■ REQUIREMENT ■
The line that contains "Extract the structured" and every line after it, down to the last one, must be restated word for word, with no pictures.

■ RECORD EXCERPTS ■
__________________________________________________

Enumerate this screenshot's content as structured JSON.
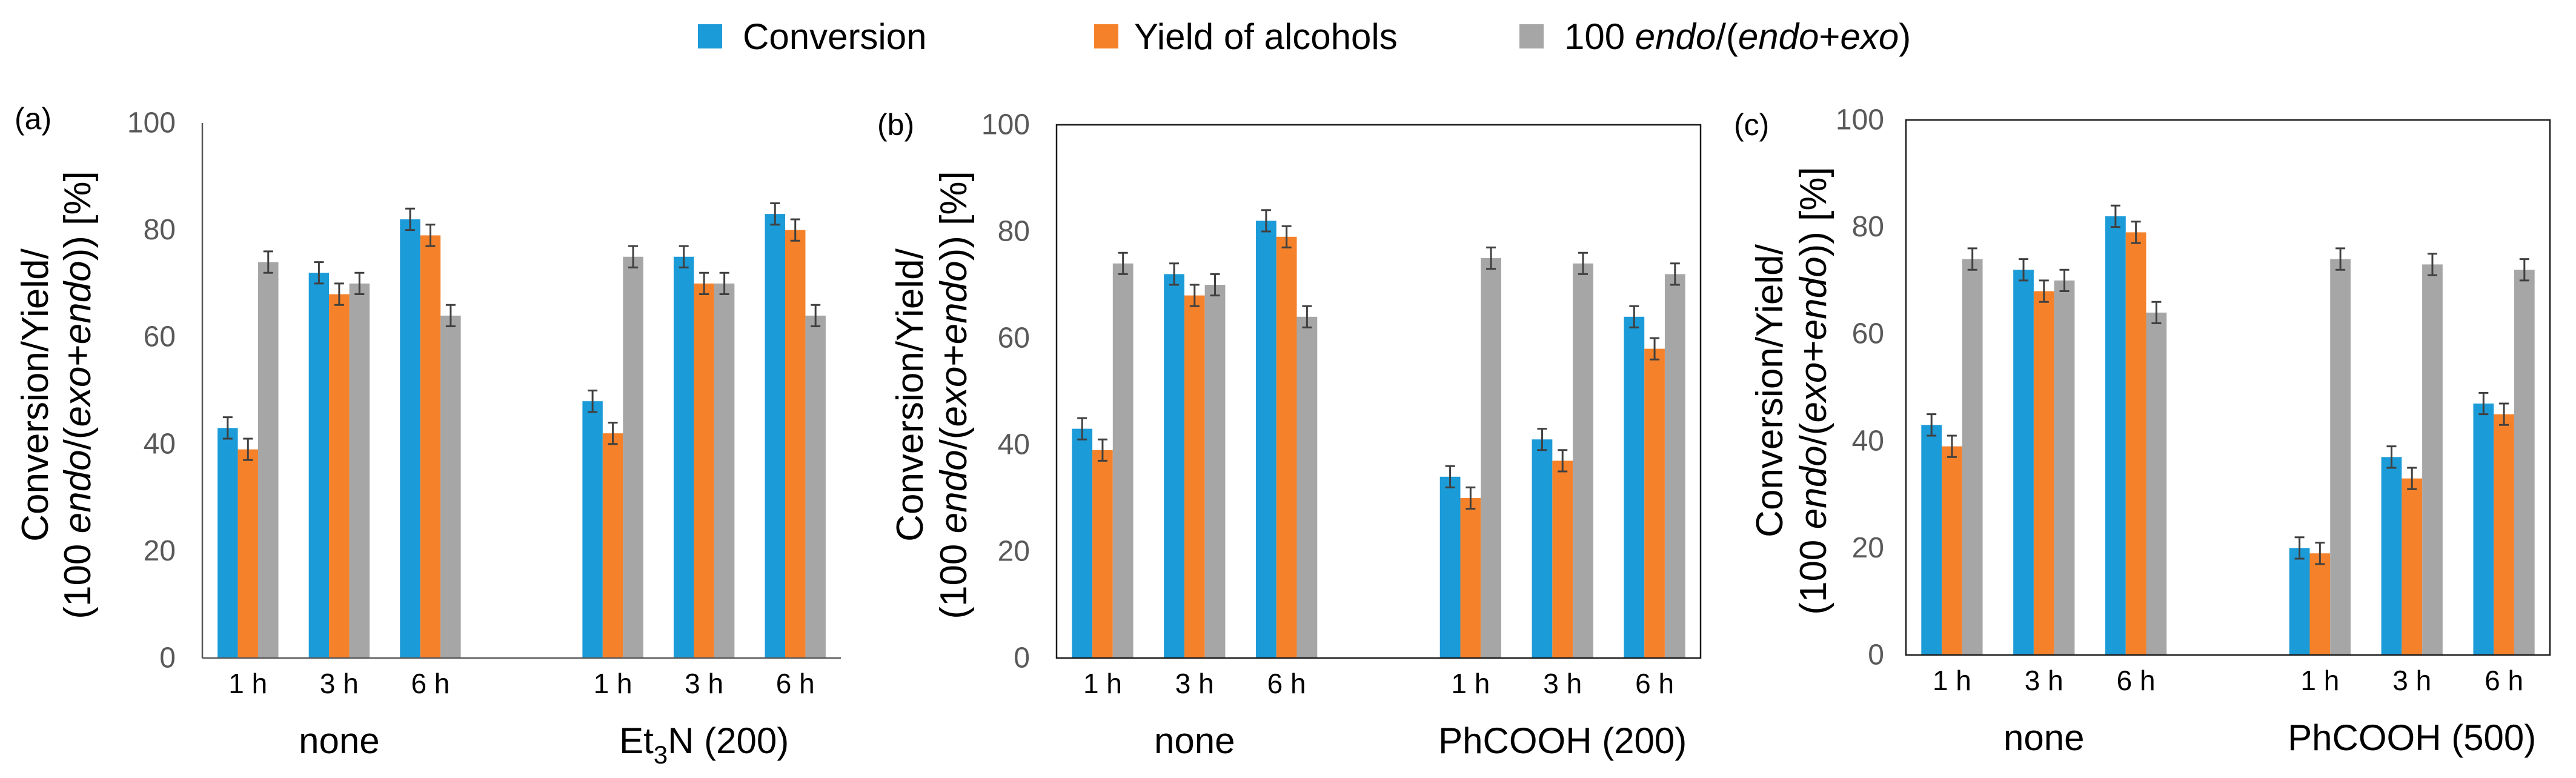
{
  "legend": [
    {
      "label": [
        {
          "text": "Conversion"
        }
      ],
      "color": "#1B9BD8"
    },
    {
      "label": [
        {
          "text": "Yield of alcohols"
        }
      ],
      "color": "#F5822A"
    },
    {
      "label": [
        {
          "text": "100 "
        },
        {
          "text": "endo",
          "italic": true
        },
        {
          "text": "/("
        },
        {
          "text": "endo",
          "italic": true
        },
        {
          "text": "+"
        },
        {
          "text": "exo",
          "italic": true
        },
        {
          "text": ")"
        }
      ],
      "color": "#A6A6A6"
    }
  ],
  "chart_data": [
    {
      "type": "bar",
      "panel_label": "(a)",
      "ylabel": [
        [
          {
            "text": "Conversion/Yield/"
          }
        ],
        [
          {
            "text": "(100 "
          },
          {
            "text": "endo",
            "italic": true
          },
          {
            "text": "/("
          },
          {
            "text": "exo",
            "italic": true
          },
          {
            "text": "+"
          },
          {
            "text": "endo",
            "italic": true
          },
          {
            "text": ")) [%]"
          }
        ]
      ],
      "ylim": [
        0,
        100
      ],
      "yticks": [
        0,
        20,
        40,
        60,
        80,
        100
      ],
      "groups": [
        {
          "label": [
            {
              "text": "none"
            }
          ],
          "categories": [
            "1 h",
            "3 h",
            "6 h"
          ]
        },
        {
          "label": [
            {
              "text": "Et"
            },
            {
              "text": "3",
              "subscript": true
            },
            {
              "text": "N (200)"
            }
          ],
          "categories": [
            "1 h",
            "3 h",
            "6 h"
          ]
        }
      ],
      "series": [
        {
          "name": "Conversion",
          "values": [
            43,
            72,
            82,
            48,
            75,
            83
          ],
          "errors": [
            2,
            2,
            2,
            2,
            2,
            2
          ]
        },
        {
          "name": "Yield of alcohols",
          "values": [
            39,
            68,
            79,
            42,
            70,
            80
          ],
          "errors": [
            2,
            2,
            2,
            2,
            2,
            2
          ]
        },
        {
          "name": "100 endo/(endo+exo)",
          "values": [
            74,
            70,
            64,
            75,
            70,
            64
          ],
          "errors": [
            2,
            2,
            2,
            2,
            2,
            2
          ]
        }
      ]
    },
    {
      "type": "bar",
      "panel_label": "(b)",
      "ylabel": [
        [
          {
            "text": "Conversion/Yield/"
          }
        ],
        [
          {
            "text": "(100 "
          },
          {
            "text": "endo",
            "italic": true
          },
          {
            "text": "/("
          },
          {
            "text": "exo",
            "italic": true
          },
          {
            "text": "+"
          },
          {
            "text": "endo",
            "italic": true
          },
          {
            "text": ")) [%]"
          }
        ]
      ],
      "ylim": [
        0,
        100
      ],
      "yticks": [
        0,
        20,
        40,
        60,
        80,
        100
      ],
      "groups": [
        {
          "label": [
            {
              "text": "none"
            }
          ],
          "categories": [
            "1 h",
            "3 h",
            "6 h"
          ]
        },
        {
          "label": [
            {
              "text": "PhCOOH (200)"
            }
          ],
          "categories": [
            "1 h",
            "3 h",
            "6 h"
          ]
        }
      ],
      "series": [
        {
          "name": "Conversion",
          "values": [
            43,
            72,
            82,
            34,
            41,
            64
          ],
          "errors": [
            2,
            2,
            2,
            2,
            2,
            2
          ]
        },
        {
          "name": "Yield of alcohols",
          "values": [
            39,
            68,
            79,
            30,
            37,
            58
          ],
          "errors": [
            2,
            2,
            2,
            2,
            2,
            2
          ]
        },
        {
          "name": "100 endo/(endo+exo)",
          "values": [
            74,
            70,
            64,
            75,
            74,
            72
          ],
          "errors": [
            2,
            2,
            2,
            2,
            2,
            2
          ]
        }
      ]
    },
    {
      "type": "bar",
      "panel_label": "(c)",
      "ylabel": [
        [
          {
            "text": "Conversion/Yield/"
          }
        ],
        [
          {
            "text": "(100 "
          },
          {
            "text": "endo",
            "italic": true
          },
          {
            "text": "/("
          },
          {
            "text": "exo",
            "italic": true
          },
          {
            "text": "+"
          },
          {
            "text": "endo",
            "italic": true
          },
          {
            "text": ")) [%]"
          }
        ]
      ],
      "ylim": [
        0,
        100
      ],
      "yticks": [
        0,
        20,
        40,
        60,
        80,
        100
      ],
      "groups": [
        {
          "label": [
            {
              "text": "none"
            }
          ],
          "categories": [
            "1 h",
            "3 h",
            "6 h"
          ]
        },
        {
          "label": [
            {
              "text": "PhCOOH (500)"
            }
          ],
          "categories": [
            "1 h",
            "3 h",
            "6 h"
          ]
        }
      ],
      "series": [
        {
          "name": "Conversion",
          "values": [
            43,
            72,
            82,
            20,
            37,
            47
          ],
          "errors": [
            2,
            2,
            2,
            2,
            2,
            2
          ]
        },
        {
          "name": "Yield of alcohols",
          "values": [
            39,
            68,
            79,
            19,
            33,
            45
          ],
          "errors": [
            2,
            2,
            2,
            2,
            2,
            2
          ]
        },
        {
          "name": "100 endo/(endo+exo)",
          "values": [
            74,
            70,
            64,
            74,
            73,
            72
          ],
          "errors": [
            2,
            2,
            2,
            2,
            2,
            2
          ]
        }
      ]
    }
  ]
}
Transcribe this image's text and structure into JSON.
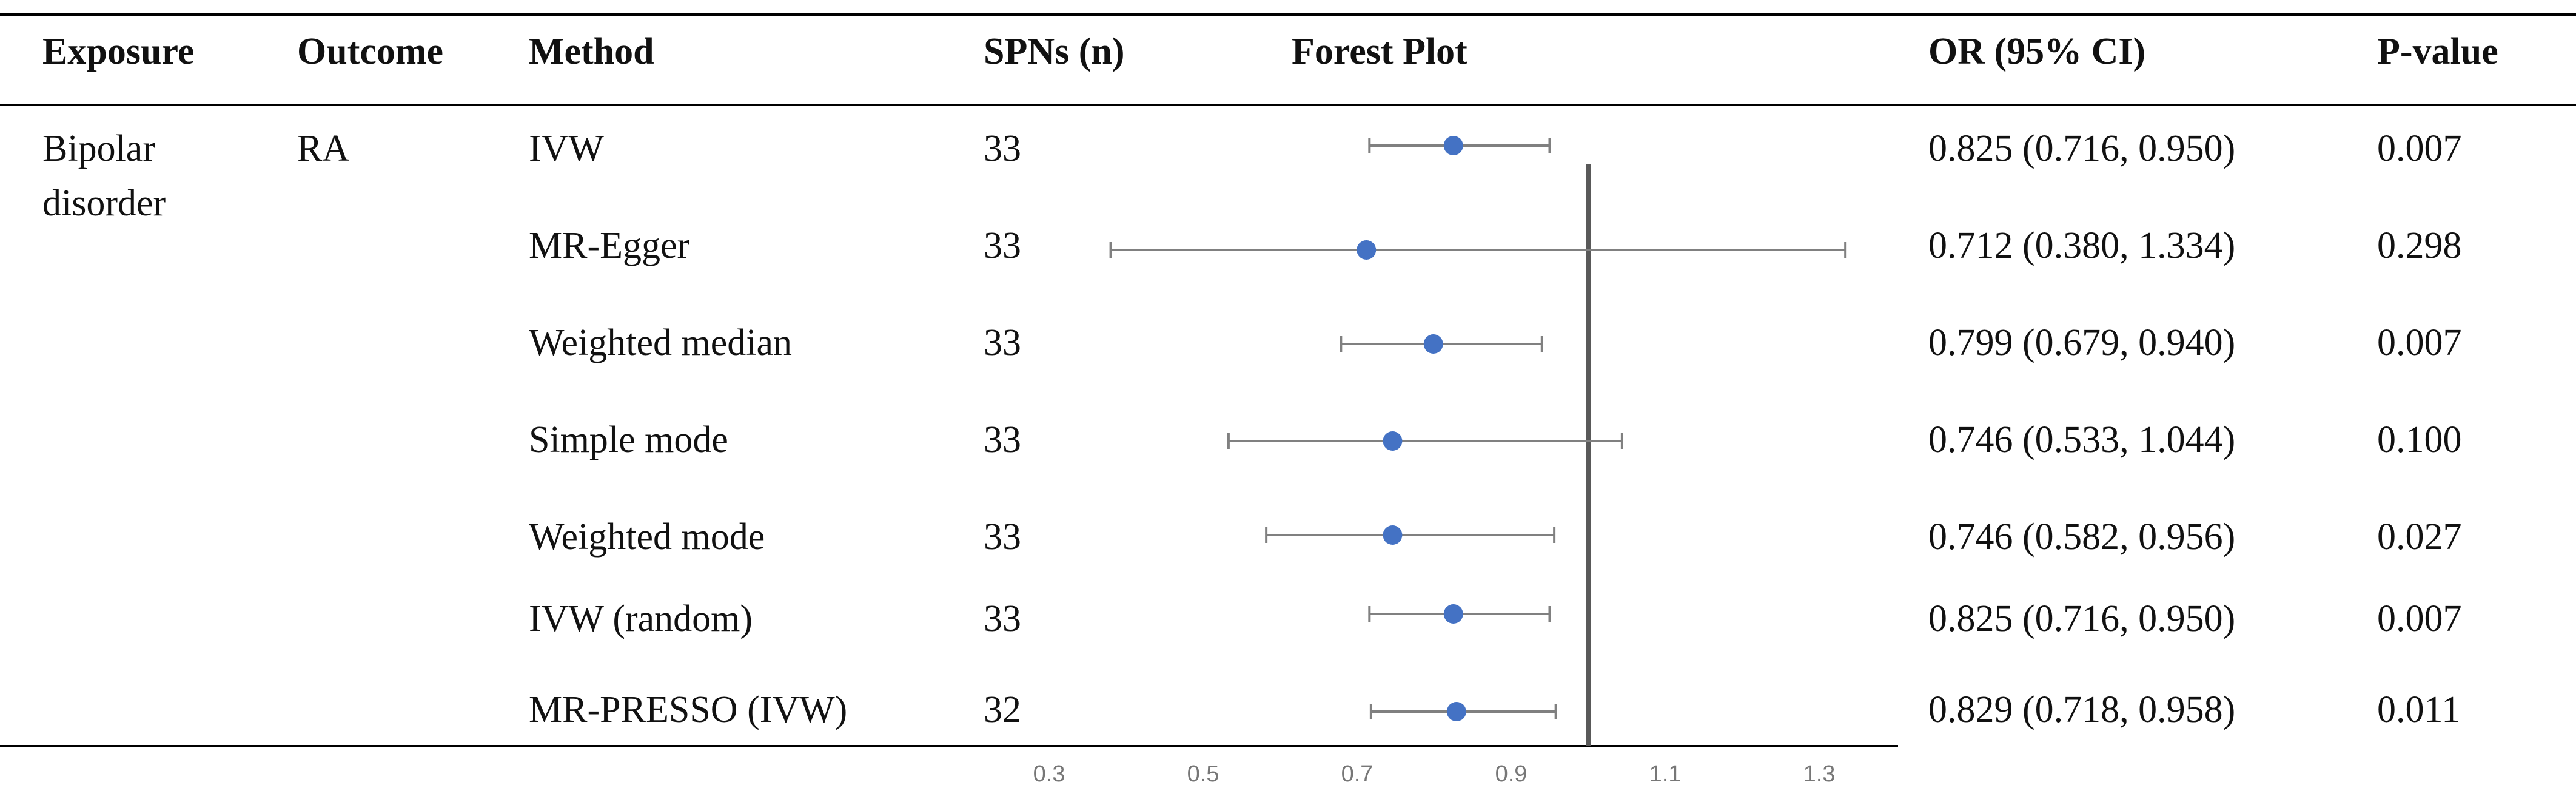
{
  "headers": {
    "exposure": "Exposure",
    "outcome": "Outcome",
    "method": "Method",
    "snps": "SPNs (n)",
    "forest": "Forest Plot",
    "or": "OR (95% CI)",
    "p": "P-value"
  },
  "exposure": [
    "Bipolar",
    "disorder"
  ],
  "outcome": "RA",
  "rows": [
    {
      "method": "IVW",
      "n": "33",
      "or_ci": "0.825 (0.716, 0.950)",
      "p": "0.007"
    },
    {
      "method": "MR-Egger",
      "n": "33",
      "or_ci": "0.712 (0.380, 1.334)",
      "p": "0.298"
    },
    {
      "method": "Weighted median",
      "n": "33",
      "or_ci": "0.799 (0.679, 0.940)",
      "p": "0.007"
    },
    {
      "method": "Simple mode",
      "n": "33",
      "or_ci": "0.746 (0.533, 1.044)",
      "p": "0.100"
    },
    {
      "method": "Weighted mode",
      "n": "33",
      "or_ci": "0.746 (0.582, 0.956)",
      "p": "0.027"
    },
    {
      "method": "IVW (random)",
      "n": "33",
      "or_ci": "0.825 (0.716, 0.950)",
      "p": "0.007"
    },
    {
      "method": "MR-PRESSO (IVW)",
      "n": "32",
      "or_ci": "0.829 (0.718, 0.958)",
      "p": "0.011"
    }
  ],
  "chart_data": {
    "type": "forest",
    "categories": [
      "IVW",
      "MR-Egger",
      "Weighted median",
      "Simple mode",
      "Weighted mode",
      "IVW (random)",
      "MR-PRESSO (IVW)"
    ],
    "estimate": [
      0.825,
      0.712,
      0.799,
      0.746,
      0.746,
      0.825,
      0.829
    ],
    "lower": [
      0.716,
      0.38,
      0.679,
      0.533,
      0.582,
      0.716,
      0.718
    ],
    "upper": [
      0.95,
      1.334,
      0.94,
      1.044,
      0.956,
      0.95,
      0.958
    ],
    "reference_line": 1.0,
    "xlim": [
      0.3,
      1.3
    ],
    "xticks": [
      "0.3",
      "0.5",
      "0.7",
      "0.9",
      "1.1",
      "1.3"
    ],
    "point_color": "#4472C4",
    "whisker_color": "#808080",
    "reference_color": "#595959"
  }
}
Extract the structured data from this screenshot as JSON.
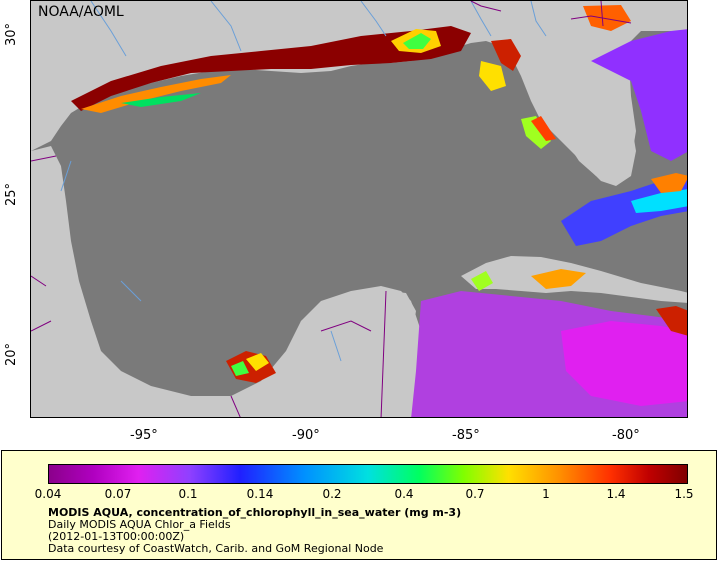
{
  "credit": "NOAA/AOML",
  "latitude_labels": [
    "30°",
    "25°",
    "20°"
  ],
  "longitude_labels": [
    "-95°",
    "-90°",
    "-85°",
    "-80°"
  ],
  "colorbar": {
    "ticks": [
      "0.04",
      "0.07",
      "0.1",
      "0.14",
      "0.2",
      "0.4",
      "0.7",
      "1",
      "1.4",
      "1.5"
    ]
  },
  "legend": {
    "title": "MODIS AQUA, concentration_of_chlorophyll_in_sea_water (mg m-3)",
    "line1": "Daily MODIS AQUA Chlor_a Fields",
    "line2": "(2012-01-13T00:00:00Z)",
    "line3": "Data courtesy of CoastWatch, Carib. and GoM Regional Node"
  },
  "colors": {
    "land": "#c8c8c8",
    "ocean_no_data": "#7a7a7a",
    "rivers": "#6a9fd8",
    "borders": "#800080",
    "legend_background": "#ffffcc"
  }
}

__________________________________________________

■ WRITTEN SOLUTION ■
Extract the structured data from this screenshot as JSON.
{
  "credit": "NOAA/AOML",
  "latitude_labels": [
    "30°",
    "25°",
    "20°"
  ],
  "longitude_labels": [
    "-95°",
    "-90°",
    "-85°",
    "-80°"
  ],
  "colorbar": {
    "ticks": [
      "0.04",
      "0.07",
      "0.1",
      "0.14",
      "0.2",
      "0.4",
      "0.7",
      "1",
      "1.4",
      "1.5"
    ]
  },
  "legend": {
    "title": "MODIS AQUA, concentration_of_chlorophyll_in_sea_water (mg m-3)",
    "line1": "Daily MODIS AQUA Chlor_a Fields",
    "line2": "(2012-01-13T00:00:00Z)",
    "line3": "Data courtesy of CoastWatch, Carib. and GoM Regional Node"
  },
  "colors": {
    "land": "#c8c8c8",
    "ocean_no_data": "#7a7a7a",
    "rivers": "#6a9fd8",
    "borders": "#800080",
    "legend_background": "#ffffcc"
  }
}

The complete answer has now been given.